Stored items
* * *

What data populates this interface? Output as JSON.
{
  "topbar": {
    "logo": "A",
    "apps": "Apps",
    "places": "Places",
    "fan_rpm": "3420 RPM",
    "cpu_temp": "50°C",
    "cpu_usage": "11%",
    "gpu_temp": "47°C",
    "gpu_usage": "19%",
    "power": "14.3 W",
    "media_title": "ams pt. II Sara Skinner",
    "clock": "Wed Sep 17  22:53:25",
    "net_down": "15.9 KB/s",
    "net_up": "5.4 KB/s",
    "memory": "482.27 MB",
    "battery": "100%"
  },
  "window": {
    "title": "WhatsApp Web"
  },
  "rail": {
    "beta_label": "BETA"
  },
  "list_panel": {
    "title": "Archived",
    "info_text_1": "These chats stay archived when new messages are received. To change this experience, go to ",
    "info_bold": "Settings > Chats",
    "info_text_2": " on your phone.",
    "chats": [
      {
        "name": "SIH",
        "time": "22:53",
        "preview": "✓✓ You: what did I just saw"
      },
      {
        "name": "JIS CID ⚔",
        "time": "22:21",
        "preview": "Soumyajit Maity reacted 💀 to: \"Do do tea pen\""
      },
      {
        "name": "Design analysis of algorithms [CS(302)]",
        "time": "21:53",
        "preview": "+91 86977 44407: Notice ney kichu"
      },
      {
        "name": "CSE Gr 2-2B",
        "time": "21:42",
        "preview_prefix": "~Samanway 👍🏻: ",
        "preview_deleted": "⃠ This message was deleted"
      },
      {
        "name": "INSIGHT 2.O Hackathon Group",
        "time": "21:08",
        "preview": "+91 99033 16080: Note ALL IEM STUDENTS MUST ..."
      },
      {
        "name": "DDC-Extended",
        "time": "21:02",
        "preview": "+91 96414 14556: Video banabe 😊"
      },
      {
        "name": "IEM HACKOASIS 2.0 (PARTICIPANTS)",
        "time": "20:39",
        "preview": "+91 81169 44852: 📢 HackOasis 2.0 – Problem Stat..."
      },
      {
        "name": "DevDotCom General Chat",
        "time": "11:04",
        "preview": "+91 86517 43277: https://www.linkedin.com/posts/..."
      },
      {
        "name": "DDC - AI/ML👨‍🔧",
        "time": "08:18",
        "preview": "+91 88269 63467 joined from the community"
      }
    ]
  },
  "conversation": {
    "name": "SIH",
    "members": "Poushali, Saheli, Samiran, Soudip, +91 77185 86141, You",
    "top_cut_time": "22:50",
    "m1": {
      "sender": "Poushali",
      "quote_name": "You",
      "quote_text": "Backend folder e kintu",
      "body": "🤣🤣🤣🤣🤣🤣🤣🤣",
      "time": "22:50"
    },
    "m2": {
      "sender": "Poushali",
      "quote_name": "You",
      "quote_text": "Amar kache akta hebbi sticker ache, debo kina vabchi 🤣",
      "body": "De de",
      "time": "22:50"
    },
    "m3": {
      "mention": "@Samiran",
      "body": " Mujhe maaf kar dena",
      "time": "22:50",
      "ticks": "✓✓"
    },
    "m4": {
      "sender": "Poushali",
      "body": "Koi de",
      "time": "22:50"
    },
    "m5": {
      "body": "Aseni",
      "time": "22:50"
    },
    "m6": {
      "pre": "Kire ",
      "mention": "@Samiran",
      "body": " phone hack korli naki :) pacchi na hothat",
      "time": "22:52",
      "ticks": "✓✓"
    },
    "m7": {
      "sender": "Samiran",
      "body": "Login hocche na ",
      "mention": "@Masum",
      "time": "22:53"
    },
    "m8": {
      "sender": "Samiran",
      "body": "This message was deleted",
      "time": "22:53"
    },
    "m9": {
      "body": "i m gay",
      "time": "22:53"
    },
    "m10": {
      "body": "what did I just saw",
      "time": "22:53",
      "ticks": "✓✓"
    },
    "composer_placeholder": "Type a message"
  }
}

* * *

→ **Task goal**: Show every line in the entries where the string "phone" occurs.

→ **Output of the task**:
    "info_text_2": " on your phone.",
      "body": " phone hack korli naki :) pacchi na hothat",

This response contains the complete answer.